| Short exercise |
Copy every row below character for character, and leave the pictures out of your copy.

---------- Extracted data ----------

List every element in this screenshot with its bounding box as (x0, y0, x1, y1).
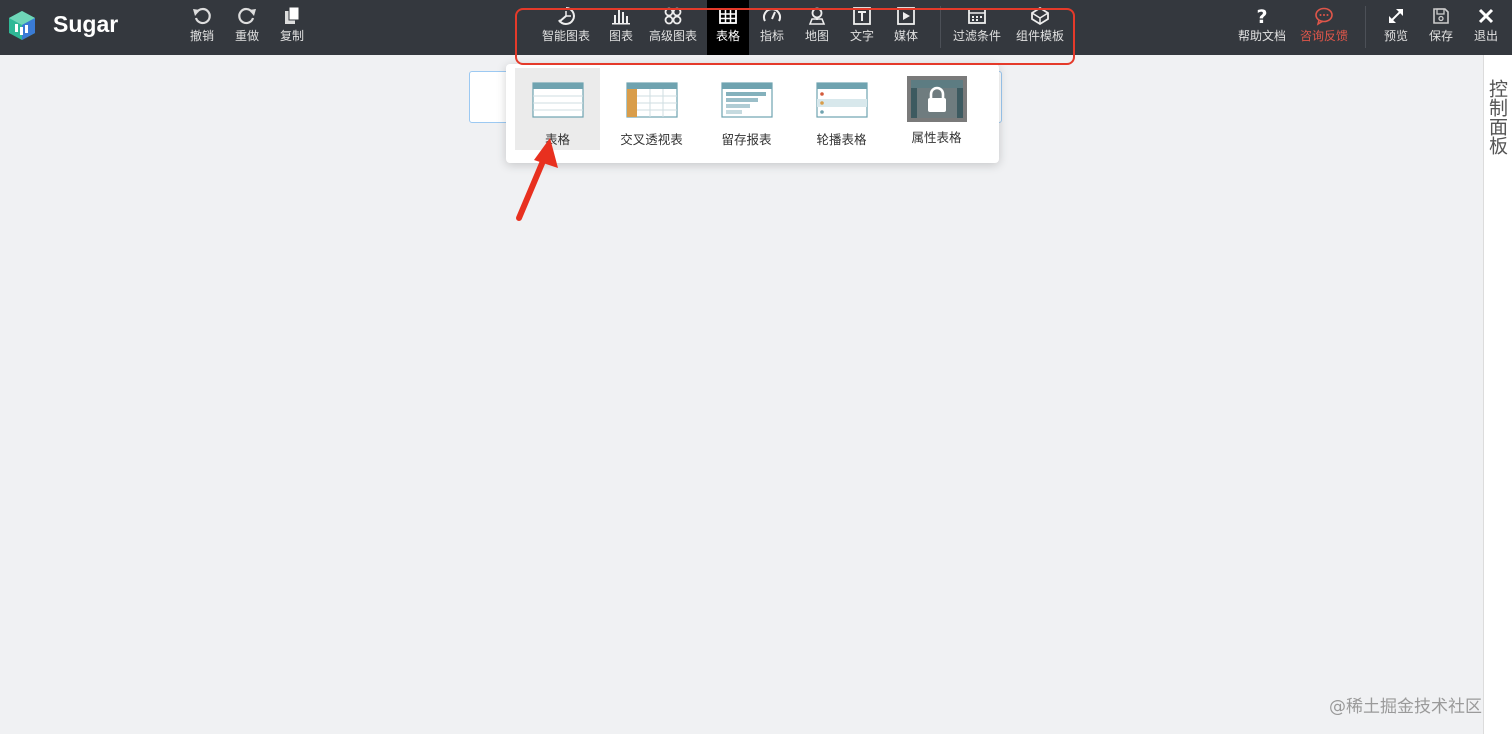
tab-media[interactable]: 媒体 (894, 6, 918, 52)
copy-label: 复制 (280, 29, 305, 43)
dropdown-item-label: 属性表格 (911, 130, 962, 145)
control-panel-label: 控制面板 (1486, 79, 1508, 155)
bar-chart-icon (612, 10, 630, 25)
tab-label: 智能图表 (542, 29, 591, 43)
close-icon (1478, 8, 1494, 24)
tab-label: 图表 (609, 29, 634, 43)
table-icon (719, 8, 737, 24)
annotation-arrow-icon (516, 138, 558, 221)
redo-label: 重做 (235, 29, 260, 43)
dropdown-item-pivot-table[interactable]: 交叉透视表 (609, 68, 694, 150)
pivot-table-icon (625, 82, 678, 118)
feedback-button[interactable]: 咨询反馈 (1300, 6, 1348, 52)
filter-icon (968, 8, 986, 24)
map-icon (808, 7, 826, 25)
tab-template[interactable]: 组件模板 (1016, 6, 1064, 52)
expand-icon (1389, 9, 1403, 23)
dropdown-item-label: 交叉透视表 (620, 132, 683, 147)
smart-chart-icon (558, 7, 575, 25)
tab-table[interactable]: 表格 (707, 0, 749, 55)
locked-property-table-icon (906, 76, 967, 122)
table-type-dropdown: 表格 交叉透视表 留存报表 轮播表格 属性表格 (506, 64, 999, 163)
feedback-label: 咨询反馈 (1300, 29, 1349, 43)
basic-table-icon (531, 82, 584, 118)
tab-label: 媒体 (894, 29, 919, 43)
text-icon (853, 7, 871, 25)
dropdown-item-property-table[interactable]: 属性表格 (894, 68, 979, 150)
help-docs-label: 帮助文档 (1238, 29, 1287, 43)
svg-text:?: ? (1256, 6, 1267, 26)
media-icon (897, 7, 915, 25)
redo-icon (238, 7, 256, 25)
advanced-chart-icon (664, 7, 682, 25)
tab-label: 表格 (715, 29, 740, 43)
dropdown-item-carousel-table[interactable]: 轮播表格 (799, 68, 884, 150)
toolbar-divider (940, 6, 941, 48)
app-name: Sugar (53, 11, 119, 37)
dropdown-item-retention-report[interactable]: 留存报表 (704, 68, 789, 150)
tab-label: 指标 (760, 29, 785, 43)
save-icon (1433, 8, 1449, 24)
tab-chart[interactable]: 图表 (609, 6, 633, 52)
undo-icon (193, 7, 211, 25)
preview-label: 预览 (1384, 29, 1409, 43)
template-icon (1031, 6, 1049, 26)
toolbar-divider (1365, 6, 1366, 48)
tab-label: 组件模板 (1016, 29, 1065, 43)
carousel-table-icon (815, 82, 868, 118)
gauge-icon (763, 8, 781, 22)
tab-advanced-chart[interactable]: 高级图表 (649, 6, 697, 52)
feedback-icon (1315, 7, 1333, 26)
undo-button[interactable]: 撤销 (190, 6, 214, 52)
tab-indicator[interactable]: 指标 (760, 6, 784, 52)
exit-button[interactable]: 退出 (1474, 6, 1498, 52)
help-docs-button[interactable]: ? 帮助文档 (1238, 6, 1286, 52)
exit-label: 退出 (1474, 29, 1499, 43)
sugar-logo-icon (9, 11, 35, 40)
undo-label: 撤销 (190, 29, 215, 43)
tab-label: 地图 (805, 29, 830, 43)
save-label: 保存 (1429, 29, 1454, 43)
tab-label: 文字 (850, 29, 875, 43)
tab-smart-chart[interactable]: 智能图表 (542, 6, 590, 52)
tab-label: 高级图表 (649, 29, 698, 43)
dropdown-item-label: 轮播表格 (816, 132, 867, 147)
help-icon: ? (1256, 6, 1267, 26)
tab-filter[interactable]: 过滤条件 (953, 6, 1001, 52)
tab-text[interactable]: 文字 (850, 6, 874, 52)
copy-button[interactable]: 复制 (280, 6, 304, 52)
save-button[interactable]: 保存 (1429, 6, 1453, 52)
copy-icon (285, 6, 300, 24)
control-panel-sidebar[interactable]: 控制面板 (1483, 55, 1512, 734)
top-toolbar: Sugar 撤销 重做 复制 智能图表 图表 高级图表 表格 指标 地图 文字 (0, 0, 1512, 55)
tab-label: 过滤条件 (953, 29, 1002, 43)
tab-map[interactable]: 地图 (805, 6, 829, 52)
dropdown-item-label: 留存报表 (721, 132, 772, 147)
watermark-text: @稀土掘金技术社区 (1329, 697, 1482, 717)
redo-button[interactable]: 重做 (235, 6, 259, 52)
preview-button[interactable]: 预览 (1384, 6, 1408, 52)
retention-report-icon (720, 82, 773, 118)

----------

| Reply |
List every element in this screenshot with its bounding box as (x0, y0, x1, y1).
tab-media[interactable]: 媒体 (894, 6, 918, 52)
copy-label: 复制 (280, 29, 305, 43)
dropdown-item-label: 属性表格 (911, 130, 962, 145)
control-panel-label: 控制面板 (1486, 79, 1508, 155)
bar-chart-icon (612, 10, 630, 25)
tab-label: 智能图表 (542, 29, 591, 43)
close-icon (1478, 8, 1494, 24)
tab-label: 图表 (609, 29, 634, 43)
table-icon (719, 8, 737, 24)
annotation-arrow-icon (516, 138, 558, 221)
redo-label: 重做 (235, 29, 260, 43)
dropdown-item-pivot-table[interactable]: 交叉透视表 (609, 68, 694, 150)
pivot-table-icon (625, 82, 678, 118)
feedback-button[interactable]: 咨询反馈 (1300, 6, 1348, 52)
filter-icon (968, 8, 986, 24)
map-icon (808, 7, 826, 25)
tab-template[interactable]: 组件模板 (1016, 6, 1064, 52)
expand-icon (1389, 9, 1403, 23)
dropdown-item-label: 交叉透视表 (620, 132, 683, 147)
smart-chart-icon (558, 7, 575, 25)
tab-table[interactable]: 表格 (707, 0, 749, 55)
locked-property-table-icon (906, 76, 967, 122)
table-type-dropdown: 表格 交叉透视表 留存报表 轮播表格 属性表格 (506, 64, 999, 163)
feedback-label: 咨询反馈 (1300, 29, 1349, 43)
basic-table-icon (531, 82, 584, 118)
tab-label: 媒体 (894, 29, 919, 43)
text-icon (853, 7, 871, 25)
dropdown-item-property-table[interactable]: 属性表格 (894, 68, 979, 150)
help-docs-label: 帮助文档 (1238, 29, 1287, 43)
svg-text:?: ? (1256, 6, 1267, 26)
media-icon (897, 7, 915, 25)
redo-icon (238, 7, 256, 25)
advanced-chart-icon (664, 7, 682, 25)
tab-label: 表格 (715, 29, 740, 43)
dropdown-item-carousel-table[interactable]: 轮播表格 (799, 68, 884, 150)
toolbar-divider (940, 6, 941, 48)
app-name: Sugar (53, 11, 119, 37)
dropdown-item-retention-report[interactable]: 留存报表 (704, 68, 789, 150)
tab-label: 指标 (760, 29, 785, 43)
save-icon (1433, 8, 1449, 24)
tab-chart[interactable]: 图表 (609, 6, 633, 52)
undo-icon (193, 7, 211, 25)
preview-label: 预览 (1384, 29, 1409, 43)
template-icon (1031, 6, 1049, 26)
toolbar-divider (1365, 6, 1366, 48)
tab-label: 组件模板 (1016, 29, 1065, 43)
carousel-table-icon (815, 82, 868, 118)
gauge-icon (763, 8, 781, 22)
tab-advanced-chart[interactable]: 高级图表 (649, 6, 697, 52)
feedback-icon (1315, 7, 1333, 26)
undo-button[interactable]: 撤销 (190, 6, 214, 52)
tab-indicator[interactable]: 指标 (760, 6, 784, 52)
exit-button[interactable]: 退出 (1474, 6, 1498, 52)
help-docs-button[interactable]: ? 帮助文档 (1238, 6, 1286, 52)
exit-label: 退出 (1474, 29, 1499, 43)
sugar-logo-icon (9, 11, 35, 40)
undo-label: 撤销 (190, 29, 215, 43)
tab-label: 地图 (805, 29, 830, 43)
save-label: 保存 (1429, 29, 1454, 43)
tab-label: 文字 (850, 29, 875, 43)
tab-smart-chart[interactable]: 智能图表 (542, 6, 590, 52)
tab-label: 高级图表 (649, 29, 698, 43)
dropdown-item-label: 轮播表格 (816, 132, 867, 147)
help-icon: ? (1256, 6, 1267, 26)
tab-filter[interactable]: 过滤条件 (953, 6, 1001, 52)
tab-text[interactable]: 文字 (850, 6, 874, 52)
copy-button[interactable]: 复制 (280, 6, 304, 52)
save-button[interactable]: 保存 (1429, 6, 1453, 52)
copy-icon (285, 6, 300, 24)
control-panel-sidebar[interactable]: 控制面板 (1483, 55, 1512, 734)
top-toolbar: Sugar 撤销 重做 复制 智能图表 图表 高级图表 表格 指标 地图 文字 (0, 0, 1512, 55)
tab-label: 过滤条件 (953, 29, 1002, 43)
tab-map[interactable]: 地图 (805, 6, 829, 52)
dropdown-item-label: 留存报表 (721, 132, 772, 147)
watermark-text: @稀土掘金技术社区 (1329, 697, 1482, 717)
redo-button[interactable]: 重做 (235, 6, 259, 52)
preview-button[interactable]: 预览 (1384, 6, 1408, 52)
retention-report-icon (720, 82, 773, 118)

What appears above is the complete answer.